What needs to be done -
Write out all lines holding the word "blue".

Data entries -
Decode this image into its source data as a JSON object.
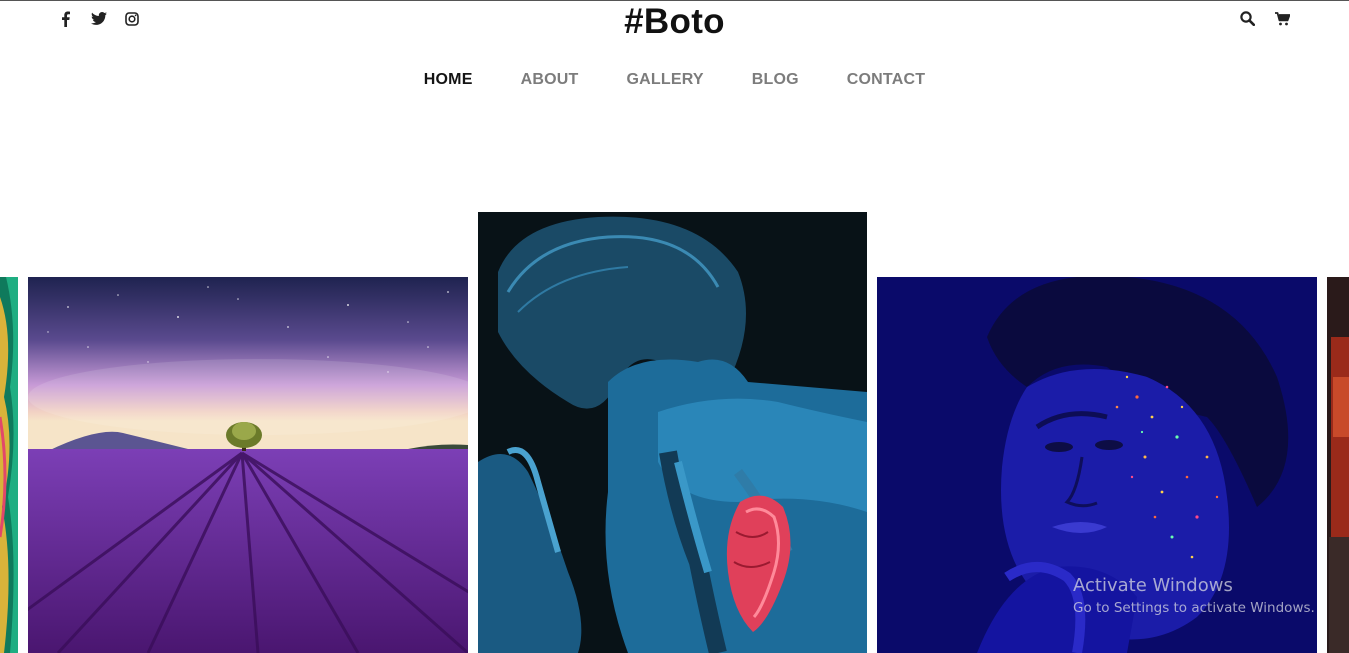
{
  "header": {
    "logo": "#Boto",
    "social_icons": [
      "facebook-icon",
      "twitter-icon",
      "instagram-icon"
    ],
    "tool_icons": [
      "search-icon",
      "cart-icon"
    ]
  },
  "nav": {
    "items": [
      {
        "label": "HOME",
        "active": true
      },
      {
        "label": "ABOUT",
        "active": false
      },
      {
        "label": "GALLERY",
        "active": false
      },
      {
        "label": "BLOG",
        "active": false
      },
      {
        "label": "CONTACT",
        "active": false
      }
    ]
  },
  "gallery": {
    "images": [
      {
        "subject": "tropical-leaves-edge"
      },
      {
        "subject": "lavender-field-tree-night-sky"
      },
      {
        "subject": "man-blue-paint-red-heart"
      },
      {
        "subject": "woman-blue-glitter-face"
      },
      {
        "subject": "red-edge"
      }
    ]
  },
  "watermark": {
    "title": "Activate Windows",
    "subtitle": "Go to Settings to activate Windows."
  },
  "colors": {
    "accent": "#a0c64a",
    "nav_text": "#7c7c7c",
    "nav_active": "#141414"
  }
}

Complete output -
        "subject": "man-blue-paint-red-heart"
        "subject": "woman-blue-glitter-face"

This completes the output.